▶ WHAT YOU WILL DO
Report how many lines hold the string "name". Give the number and nothing else.

[Part of a data file]
________

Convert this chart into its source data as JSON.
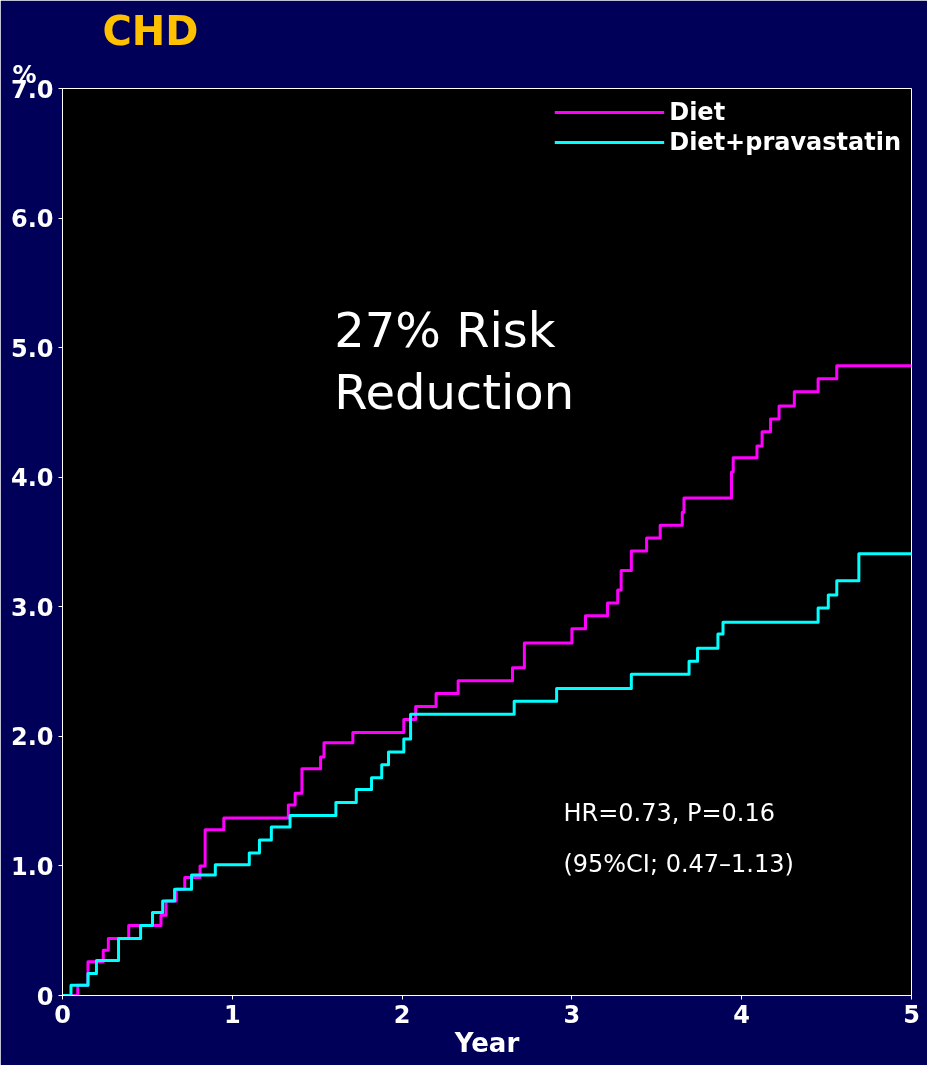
{
  "chart_data": {
    "type": "step",
    "title": "CHD",
    "ylabel": "%",
    "xlabel": "Year",
    "annotations": [
      "27% Risk\nReduction",
      "HR=0.73, P=0.16",
      "(95%CI; 0.47–1.13)"
    ],
    "xlim": [
      0,
      5
    ],
    "ylim": [
      0,
      7
    ],
    "xticks": [
      0,
      1,
      2,
      3,
      4,
      5
    ],
    "yticks": [
      0,
      {
        "value": 1,
        "label": "1.0"
      },
      {
        "value": 2,
        "label": "2.0"
      },
      {
        "value": 3,
        "label": "3.0"
      },
      {
        "value": 4,
        "label": "4.0"
      },
      {
        "value": 5,
        "label": "5.0"
      },
      {
        "value": 6,
        "label": "6.0"
      },
      {
        "value": 7,
        "label": "7.0"
      }
    ],
    "grid": false,
    "legend": "top right",
    "series": [
      {
        "name": "Diet",
        "color": "#ff00ff",
        "x": [
          0,
          0.09,
          0.15,
          0.24,
          0.27,
          0.39,
          0.58,
          0.61,
          0.67,
          0.72,
          0.81,
          0.84,
          0.95,
          1.33,
          1.37,
          1.41,
          1.52,
          1.54,
          1.71,
          2.01,
          2.08,
          2.2,
          2.33,
          2.65,
          2.72,
          3.0,
          3.08,
          3.21,
          3.27,
          3.29,
          3.35,
          3.44,
          3.52,
          3.65,
          3.66,
          3.94,
          3.95,
          4.09,
          4.12,
          4.17,
          4.22,
          4.31,
          4.45,
          4.56,
          5.0
        ],
        "values": [
          0,
          0.08,
          0.26,
          0.35,
          0.44,
          0.54,
          0.62,
          0.73,
          0.82,
          0.91,
          1.0,
          1.28,
          1.37,
          1.47,
          1.56,
          1.75,
          1.84,
          1.95,
          2.03,
          2.13,
          2.23,
          2.33,
          2.43,
          2.53,
          2.72,
          2.83,
          2.93,
          3.03,
          3.13,
          3.28,
          3.43,
          3.53,
          3.63,
          3.73,
          3.84,
          4.04,
          4.15,
          4.24,
          4.35,
          4.45,
          4.55,
          4.66,
          4.76,
          4.86,
          4.86
        ]
      },
      {
        "name": "Diet+pravastatin",
        "color": "#00ffff",
        "x": [
          0,
          0.05,
          0.15,
          0.2,
          0.33,
          0.46,
          0.53,
          0.59,
          0.66,
          0.76,
          0.9,
          1.1,
          1.16,
          1.23,
          1.34,
          1.61,
          1.73,
          1.82,
          1.88,
          1.92,
          2.01,
          2.05,
          2.66,
          2.91,
          3.35,
          3.69,
          3.74,
          3.86,
          3.89,
          4.45,
          4.51,
          4.56,
          4.69,
          5.0
        ],
        "values": [
          0,
          0.08,
          0.17,
          0.27,
          0.44,
          0.54,
          0.64,
          0.73,
          0.82,
          0.93,
          1.01,
          1.1,
          1.2,
          1.3,
          1.39,
          1.49,
          1.59,
          1.68,
          1.78,
          1.88,
          1.98,
          2.17,
          2.27,
          2.37,
          2.48,
          2.58,
          2.68,
          2.79,
          2.88,
          2.99,
          3.09,
          3.2,
          3.41,
          3.41
        ]
      }
    ]
  }
}
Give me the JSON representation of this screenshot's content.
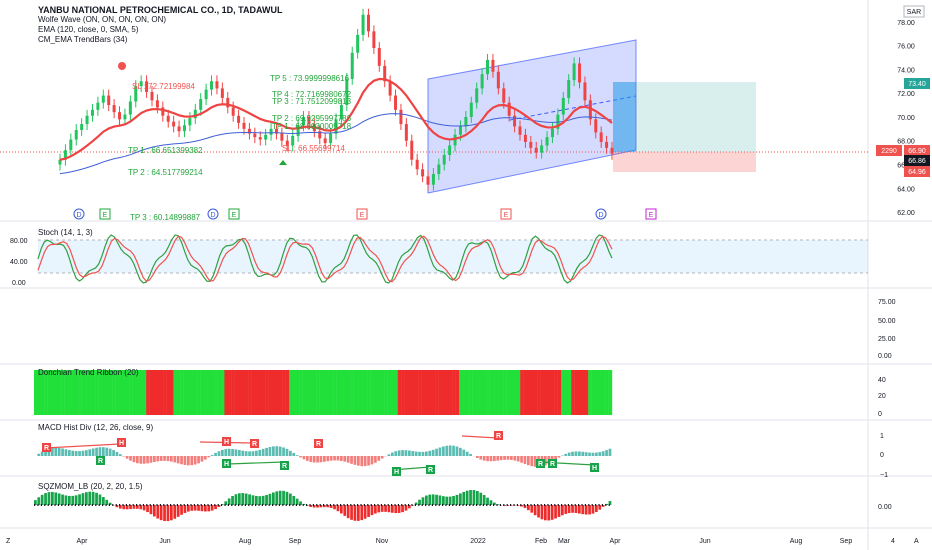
{
  "header": {
    "symbol_title": "YANBU NATIONAL PETROCHEMICAL CO., 1D, TADAWUL",
    "indicators": [
      "Wolfe Wave (ON, ON, ON, ON, ON)",
      "EMA (120, close, 0, SMA, 5)",
      "CM_EMA TrendBars (34)"
    ],
    "currency": "SAR"
  },
  "price_axis": {
    "ticks": [
      "78.00",
      "76.00",
      "74.00",
      "72.00",
      "70.00",
      "68.00",
      "66.00",
      "64.00",
      "62.00"
    ],
    "badges": [
      {
        "label": "73.40",
        "color": "#26a69a"
      },
      {
        "label": "2290",
        "color": "#ef5350"
      },
      {
        "label": "66.90",
        "color": "#ef5350"
      },
      {
        "label": "66.86",
        "color": "#131722"
      },
      {
        "label": "64.96",
        "color": "#ef5350"
      }
    ]
  },
  "annotations": {
    "sl": "SL : 72.72199984",
    "tp1": "TP 1 : 66.651399382",
    "tp2": "TP 2 : 64.517799214",
    "tp3": "TP 3 : 60.14899887",
    "ep1": "SL : 66.55699714",
    "stack": [
      "TP 5 : 73.9999998616",
      "TP 4 : 72.7169980672",
      "TP 3 : 71.7512099813",
      "TP 2 : 69.9295997786",
      "TP 1 : 68.8930009718"
    ]
  },
  "events": [
    "D",
    "E",
    "D",
    "E",
    "E",
    "E",
    "D",
    "E"
  ],
  "stoch": {
    "label": "Stoch (14, 1, 3)",
    "ticks": [
      "80.00",
      "40.00",
      "0.00"
    ]
  },
  "empty_pane": {
    "ticks": [
      "75.00",
      "50.00",
      "25.00",
      "0.00"
    ]
  },
  "donchian": {
    "label": "Donchian Trend Ribbon (20)",
    "ticks": [
      "40",
      "20",
      "0"
    ]
  },
  "macd": {
    "label": "MACD Hist Div (12, 26, close, 9)",
    "ticks": [
      "1",
      "0",
      "−1"
    ],
    "markers": [
      "R",
      "H",
      "R",
      "H",
      "R",
      "H",
      "R",
      "R",
      "H",
      "R",
      "R",
      "R",
      "R",
      "H"
    ]
  },
  "sqz": {
    "label": "SQZMOM_LB (20, 2, 20, 1.5)",
    "ticks": [
      "0.00"
    ]
  },
  "time_axis": {
    "labels": [
      "Apr",
      "Jun",
      "Aug",
      "Sep",
      "Nov",
      "2022",
      "Feb",
      "Mar",
      "Apr",
      "Jun",
      "Aug",
      "Sep",
      "4"
    ],
    "left_icon": "Z",
    "right_icon": "A"
  },
  "chart_data": {
    "type": "candlestick",
    "price_series": {
      "name": "",
      "close": [
        66.4,
        67.2,
        68.1,
        68.9,
        69.4,
        70.1,
        70.6,
        71.2,
        71.8,
        71.0,
        70.4,
        69.8,
        70.2,
        71.3,
        72.6,
        73.0,
        72.1,
        71.4,
        70.8,
        70.1,
        69.6,
        69.2,
        68.8,
        69.3,
        69.9,
        70.6,
        71.5,
        72.3,
        73.0,
        72.4,
        71.6,
        70.8,
        70.1,
        69.5,
        69.0,
        68.6,
        68.3,
        68.1,
        68.5,
        69.0,
        68.6,
        68.0,
        67.6,
        68.4,
        69.3,
        70.0,
        69.4,
        68.8,
        68.2,
        67.8,
        68.6,
        69.8,
        71.0,
        73.2,
        75.4,
        76.9,
        78.6,
        77.2,
        75.8,
        74.3,
        73.0,
        71.8,
        70.6,
        69.4,
        68.0,
        66.4,
        65.6,
        65.0,
        64.3,
        65.2,
        66.0,
        66.8,
        67.6,
        68.5,
        69.2,
        70.0,
        71.2,
        72.4,
        73.6,
        74.8,
        73.8,
        72.4,
        71.2,
        70.1,
        69.2,
        68.5,
        67.9,
        67.4,
        67.0,
        67.6,
        68.3,
        69.0,
        70.2,
        71.6,
        73.1,
        74.5,
        72.9,
        71.4,
        69.8,
        68.7,
        67.9,
        67.4,
        66.9
      ]
    },
    "ema_120_label": "EMA (120, close, 0, SMA, 5)",
    "trend_label": "CM_EMA TrendBars (34)",
    "ylim": [
      61.5,
      79.5
    ],
    "trade_box": {
      "target": 73.4,
      "entry": 66.9,
      "stop": 64.96
    }
  }
}
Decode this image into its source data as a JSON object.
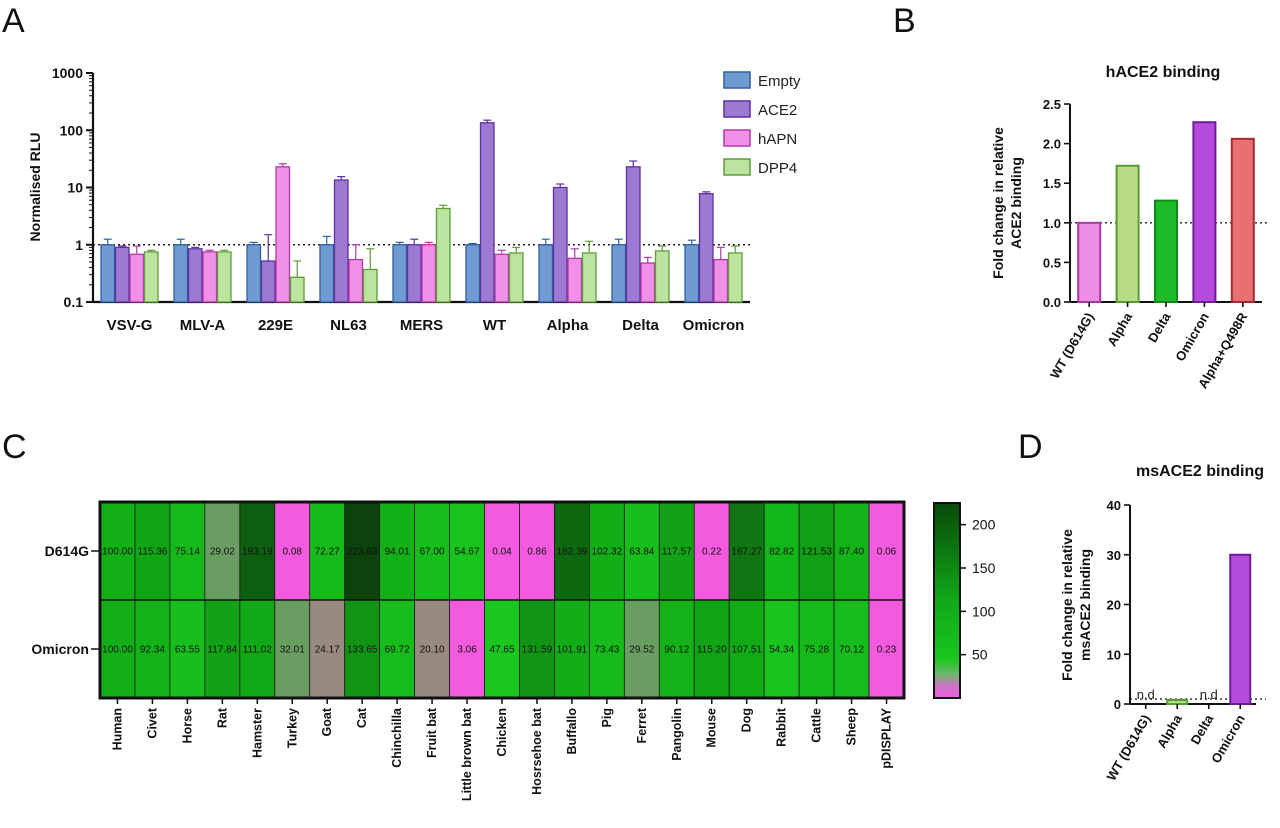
{
  "panels": {
    "A": "A",
    "B": "B",
    "C": "C",
    "D": "D"
  },
  "chart_data": [
    {
      "panel": "A",
      "type": "bar",
      "ylabel": "Normalised RLU",
      "yscale": "log",
      "ylim": [
        0.1,
        1000
      ],
      "yticks": [
        "0.1",
        "1",
        "10",
        "100",
        "1000"
      ],
      "reference_line": 1,
      "legend_position": "top-right",
      "categories": [
        "VSV-G",
        "MLV-A",
        "229E",
        "NL63",
        "MERS",
        "WT",
        "Alpha",
        "Delta",
        "Omicron"
      ],
      "series": [
        {
          "name": "Empty",
          "color": "#6f9bd2",
          "edge": "#2f5f9e",
          "values": [
            1.0,
            1.0,
            1.0,
            1.0,
            1.0,
            1.0,
            1.0,
            1.0,
            1.0
          ],
          "errors": [
            1.25,
            1.25,
            1.1,
            1.4,
            1.1,
            1.05,
            1.25,
            1.25,
            1.2
          ]
        },
        {
          "name": "ACE2",
          "color": "#9d7ad2",
          "edge": "#5e2f9e",
          "values": [
            0.9,
            0.85,
            0.52,
            13.5,
            1.0,
            135,
            10,
            23,
            7.8
          ],
          "errors": [
            0.95,
            0.9,
            1.5,
            15.5,
            1.25,
            150,
            11.5,
            29,
            8.4
          ]
        },
        {
          "name": "hAPN",
          "color": "#f090e6",
          "edge": "#b03aa6",
          "values": [
            0.68,
            0.75,
            23,
            0.55,
            1.0,
            0.68,
            0.58,
            0.48,
            0.55
          ],
          "errors": [
            0.95,
            0.8,
            26,
            1.0,
            1.1,
            0.8,
            0.85,
            0.6,
            0.9
          ]
        },
        {
          "name": "DPP4",
          "color": "#bde3a0",
          "edge": "#5d9e3a",
          "values": [
            0.75,
            0.75,
            0.27,
            0.37,
            4.3,
            0.72,
            0.72,
            0.78,
            0.72
          ],
          "errors": [
            0.8,
            0.8,
            0.52,
            0.85,
            4.9,
            0.9,
            1.15,
            0.95,
            0.95
          ]
        }
      ]
    },
    {
      "panel": "B",
      "type": "bar",
      "title": "hACE2 binding",
      "ylabel": "Fold change in relative ACE2 binding",
      "ylim": [
        0,
        2.5
      ],
      "yticks": [
        "0.0",
        "0.5",
        "1.0",
        "1.5",
        "2.0",
        "2.5"
      ],
      "reference_line": 1.0,
      "categories": [
        "WT (D614G)",
        "Alpha",
        "Delta",
        "Omicron",
        "Alpha+Q498R"
      ],
      "values": [
        1.0,
        1.72,
        1.28,
        2.27,
        2.06
      ],
      "colors": [
        "#ee8de6",
        "#b7dc85",
        "#1dbb2a",
        "#b54bdc",
        "#e86f72"
      ],
      "edges": [
        "#a53a9e",
        "#5a9a32",
        "#108a18",
        "#6d1d9a",
        "#a82a32"
      ]
    },
    {
      "panel": "C",
      "type": "heatmap",
      "rows": [
        "D614G",
        "Omicron"
      ],
      "columns": [
        "Human",
        "Civet",
        "Horse",
        "Rat",
        "Hamster",
        "Turkey",
        "Goat",
        "Cat",
        "Chinchilla",
        "Fruit bat",
        "Little brown bat",
        "Chicken",
        "Hosrsehoe bat",
        "Buffallo",
        "Pig",
        "Ferret",
        "Pangolin",
        "Mouse",
        "Dog",
        "Rabbit",
        "Cattle",
        "Sheep",
        "pDISPLAY"
      ],
      "values": [
        [
          "100.00",
          "115.36",
          "75.14",
          "29.02",
          "193.19",
          "0.08",
          "72.27",
          "223.63",
          "94.01",
          "67.00",
          "54.67",
          "0.04",
          "0.86",
          "182.39",
          "102.32",
          "63.84",
          "117.57",
          "0.22",
          "167.27",
          "82.82",
          "121.53",
          "87.40",
          "0.06"
        ],
        [
          "100.00",
          "92.34",
          "63.55",
          "117.84",
          "111.02",
          "32.01",
          "24.17",
          "133.65",
          "69.72",
          "20.10",
          "3.06",
          "47.65",
          "131.59",
          "101.91",
          "73.43",
          "29.52",
          "90.12",
          "115.20",
          "107.51",
          "54.34",
          "75.28",
          "70.12",
          "0.23"
        ]
      ],
      "colorbar_ticks": [
        "200",
        "150",
        "100",
        "50"
      ],
      "colorbar_range": [
        0,
        225
      ]
    },
    {
      "panel": "D",
      "type": "bar",
      "title": "msACE2 binding",
      "ylabel": "Fold change in relative msACE2 binding",
      "ylim": [
        0,
        40
      ],
      "yticks": [
        "0",
        "10",
        "20",
        "30",
        "40"
      ],
      "reference_line": 1,
      "categories": [
        "WT (D614G)",
        "Alpha",
        "Delta",
        "Omicron"
      ],
      "values": [
        0,
        0.8,
        0,
        30
      ],
      "labels": [
        "n.d",
        "",
        "n.d",
        ""
      ],
      "colors": [
        "#ee8de6",
        "#b7dc85",
        "#1dbb2a",
        "#b54bdc"
      ],
      "edges": [
        "#a53a9e",
        "#5a9a32",
        "#108a18",
        "#6d1d9a"
      ]
    }
  ]
}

________

▶ EXERCISE RESPONSE
7